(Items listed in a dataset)

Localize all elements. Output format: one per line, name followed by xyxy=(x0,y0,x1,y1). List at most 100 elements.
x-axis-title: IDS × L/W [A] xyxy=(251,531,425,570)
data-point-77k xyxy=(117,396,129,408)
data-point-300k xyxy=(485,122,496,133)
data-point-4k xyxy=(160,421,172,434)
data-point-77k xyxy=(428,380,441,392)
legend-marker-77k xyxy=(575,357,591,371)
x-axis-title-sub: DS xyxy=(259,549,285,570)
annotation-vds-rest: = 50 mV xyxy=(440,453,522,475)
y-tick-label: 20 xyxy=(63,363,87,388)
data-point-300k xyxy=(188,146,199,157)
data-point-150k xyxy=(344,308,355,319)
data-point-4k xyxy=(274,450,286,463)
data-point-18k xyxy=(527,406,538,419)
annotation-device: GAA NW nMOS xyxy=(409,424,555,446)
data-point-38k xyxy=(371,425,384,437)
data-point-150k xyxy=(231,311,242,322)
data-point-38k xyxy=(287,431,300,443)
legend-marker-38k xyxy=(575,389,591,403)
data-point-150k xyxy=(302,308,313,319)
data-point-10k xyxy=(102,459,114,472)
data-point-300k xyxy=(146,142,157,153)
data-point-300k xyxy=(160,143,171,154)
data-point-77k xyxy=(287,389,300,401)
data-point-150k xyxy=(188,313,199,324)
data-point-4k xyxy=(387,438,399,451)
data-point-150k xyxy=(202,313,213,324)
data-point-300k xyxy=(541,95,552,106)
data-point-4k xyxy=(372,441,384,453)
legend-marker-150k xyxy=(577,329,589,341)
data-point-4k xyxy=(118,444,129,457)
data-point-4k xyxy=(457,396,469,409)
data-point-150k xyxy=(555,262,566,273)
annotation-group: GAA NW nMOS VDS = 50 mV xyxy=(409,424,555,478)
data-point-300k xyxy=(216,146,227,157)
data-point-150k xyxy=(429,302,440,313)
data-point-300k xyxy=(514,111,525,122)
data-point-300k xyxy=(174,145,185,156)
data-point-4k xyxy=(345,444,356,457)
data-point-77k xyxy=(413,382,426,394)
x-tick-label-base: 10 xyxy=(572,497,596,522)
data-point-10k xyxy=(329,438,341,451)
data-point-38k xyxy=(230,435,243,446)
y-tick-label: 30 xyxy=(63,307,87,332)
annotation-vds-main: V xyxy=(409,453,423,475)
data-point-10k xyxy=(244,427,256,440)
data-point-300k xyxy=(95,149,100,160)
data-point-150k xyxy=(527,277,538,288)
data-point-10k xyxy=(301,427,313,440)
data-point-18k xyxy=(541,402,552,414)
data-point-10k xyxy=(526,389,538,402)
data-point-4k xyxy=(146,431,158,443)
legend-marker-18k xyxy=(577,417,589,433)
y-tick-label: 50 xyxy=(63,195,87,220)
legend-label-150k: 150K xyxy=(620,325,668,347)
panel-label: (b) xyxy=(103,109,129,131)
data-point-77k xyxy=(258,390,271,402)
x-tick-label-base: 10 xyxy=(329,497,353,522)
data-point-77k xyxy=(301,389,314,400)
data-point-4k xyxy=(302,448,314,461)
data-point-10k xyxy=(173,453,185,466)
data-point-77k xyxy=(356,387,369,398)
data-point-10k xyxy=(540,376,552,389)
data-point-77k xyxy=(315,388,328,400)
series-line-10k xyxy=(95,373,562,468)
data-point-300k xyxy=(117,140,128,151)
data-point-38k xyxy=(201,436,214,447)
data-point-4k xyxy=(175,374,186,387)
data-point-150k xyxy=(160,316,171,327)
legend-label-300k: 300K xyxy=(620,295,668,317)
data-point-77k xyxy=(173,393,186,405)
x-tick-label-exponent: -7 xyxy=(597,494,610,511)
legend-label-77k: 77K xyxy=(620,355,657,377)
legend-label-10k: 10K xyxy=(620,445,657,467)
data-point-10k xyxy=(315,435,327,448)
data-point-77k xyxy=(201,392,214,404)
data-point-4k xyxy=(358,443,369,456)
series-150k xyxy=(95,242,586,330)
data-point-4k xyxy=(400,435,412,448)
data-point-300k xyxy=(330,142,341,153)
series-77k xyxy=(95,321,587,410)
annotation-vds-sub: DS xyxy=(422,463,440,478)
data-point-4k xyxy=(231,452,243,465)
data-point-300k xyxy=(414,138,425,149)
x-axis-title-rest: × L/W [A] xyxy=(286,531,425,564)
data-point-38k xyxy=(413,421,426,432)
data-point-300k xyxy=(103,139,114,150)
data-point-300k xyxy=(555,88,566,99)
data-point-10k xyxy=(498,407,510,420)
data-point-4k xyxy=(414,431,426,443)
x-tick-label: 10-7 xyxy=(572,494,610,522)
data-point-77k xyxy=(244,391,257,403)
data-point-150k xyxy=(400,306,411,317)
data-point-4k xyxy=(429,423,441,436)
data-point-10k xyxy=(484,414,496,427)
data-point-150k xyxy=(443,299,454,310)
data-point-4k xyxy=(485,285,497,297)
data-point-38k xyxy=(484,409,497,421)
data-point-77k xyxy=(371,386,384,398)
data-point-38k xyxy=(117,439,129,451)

#### [EXERCISE]
Update the data above by changing every "annotation" to "note" and leaving everything else unchanged.

#### [SOLUTION BELOW]
Localize all elements. Output format: one per line, name followed by xyxy=(x0,y0,x1,y1). List at most 100 elements.
x-axis-title: IDS × L/W [A] xyxy=(251,531,425,570)
data-point-77k xyxy=(117,396,129,408)
data-point-300k xyxy=(485,122,496,133)
data-point-4k xyxy=(160,421,172,434)
data-point-77k xyxy=(428,380,441,392)
legend-marker-77k xyxy=(575,357,591,371)
x-axis-title-sub: DS xyxy=(259,549,285,570)
note-vds-rest: = 50 mV xyxy=(440,453,522,475)
y-tick-label: 20 xyxy=(63,363,87,388)
data-point-300k xyxy=(188,146,199,157)
data-point-150k xyxy=(344,308,355,319)
data-point-4k xyxy=(274,450,286,463)
data-point-18k xyxy=(527,406,538,419)
note-device: GAA NW nMOS xyxy=(409,424,555,446)
data-point-38k xyxy=(371,425,384,437)
data-point-150k xyxy=(231,311,242,322)
data-point-38k xyxy=(287,431,300,443)
legend-marker-38k xyxy=(575,389,591,403)
data-point-150k xyxy=(302,308,313,319)
data-point-10k xyxy=(102,459,114,472)
data-point-300k xyxy=(146,142,157,153)
data-point-300k xyxy=(160,143,171,154)
data-point-77k xyxy=(287,389,300,401)
data-point-150k xyxy=(188,313,199,324)
data-point-4k xyxy=(387,438,399,451)
data-point-150k xyxy=(202,313,213,324)
data-point-300k xyxy=(541,95,552,106)
data-point-4k xyxy=(372,441,384,453)
legend-marker-150k xyxy=(577,329,589,341)
data-point-4k xyxy=(118,444,129,457)
data-point-4k xyxy=(457,396,469,409)
data-point-150k xyxy=(555,262,566,273)
note-group: GAA NW nMOS VDS = 50 mV xyxy=(409,424,555,478)
data-point-300k xyxy=(216,146,227,157)
data-point-150k xyxy=(429,302,440,313)
data-point-300k xyxy=(514,111,525,122)
data-point-300k xyxy=(174,145,185,156)
data-point-4k xyxy=(345,444,356,457)
data-point-77k xyxy=(413,382,426,394)
x-tick-label-base: 10 xyxy=(572,497,596,522)
data-point-10k xyxy=(329,438,341,451)
data-point-38k xyxy=(230,435,243,446)
y-tick-label: 30 xyxy=(63,307,87,332)
note-vds-main: V xyxy=(409,453,423,475)
data-point-10k xyxy=(244,427,256,440)
data-point-300k xyxy=(95,149,100,160)
data-point-150k xyxy=(527,277,538,288)
data-point-10k xyxy=(301,427,313,440)
data-point-18k xyxy=(541,402,552,414)
data-point-10k xyxy=(526,389,538,402)
data-point-4k xyxy=(146,431,158,443)
legend-marker-18k xyxy=(577,417,589,433)
y-tick-label: 50 xyxy=(63,195,87,220)
legend-label-150k: 150K xyxy=(620,325,668,347)
panel-label: (b) xyxy=(103,109,129,131)
data-point-77k xyxy=(258,390,271,402)
x-tick-label-base: 10 xyxy=(329,497,353,522)
data-point-77k xyxy=(301,389,314,400)
data-point-4k xyxy=(302,448,314,461)
data-point-10k xyxy=(173,453,185,466)
data-point-77k xyxy=(356,387,369,398)
data-point-10k xyxy=(540,376,552,389)
data-point-77k xyxy=(315,388,328,400)
series-line-10k xyxy=(95,373,562,468)
data-point-300k xyxy=(117,140,128,151)
data-point-38k xyxy=(201,436,214,447)
data-point-4k xyxy=(175,374,186,387)
data-point-150k xyxy=(160,316,171,327)
legend-label-300k: 300K xyxy=(620,295,668,317)
data-point-77k xyxy=(173,393,186,405)
x-tick-label-exponent: -7 xyxy=(597,494,610,511)
legend-label-77k: 77K xyxy=(620,355,657,377)
legend-label-10k: 10K xyxy=(620,445,657,467)
data-point-10k xyxy=(315,435,327,448)
data-point-77k xyxy=(201,392,214,404)
data-point-4k xyxy=(358,443,369,456)
series-150k xyxy=(95,242,586,330)
data-point-4k xyxy=(400,435,412,448)
data-point-300k xyxy=(330,142,341,153)
series-77k xyxy=(95,321,587,410)
note-vds-sub: DS xyxy=(422,463,440,478)
data-point-4k xyxy=(231,452,243,465)
data-point-300k xyxy=(414,138,425,149)
x-axis-title-rest: × L/W [A] xyxy=(286,531,425,564)
data-point-38k xyxy=(413,421,426,432)
data-point-300k xyxy=(103,139,114,150)
data-point-300k xyxy=(555,88,566,99)
data-point-10k xyxy=(498,407,510,420)
data-point-4k xyxy=(414,431,426,443)
x-tick-label: 10-7 xyxy=(572,494,610,522)
data-point-77k xyxy=(244,391,257,403)
data-point-150k xyxy=(400,306,411,317)
data-point-4k xyxy=(429,423,441,436)
data-point-10k xyxy=(484,414,496,427)
data-point-150k xyxy=(443,299,454,310)
data-point-4k xyxy=(485,285,497,297)
data-point-38k xyxy=(484,409,497,421)
data-point-77k xyxy=(371,386,384,398)
data-point-38k xyxy=(117,439,129,451)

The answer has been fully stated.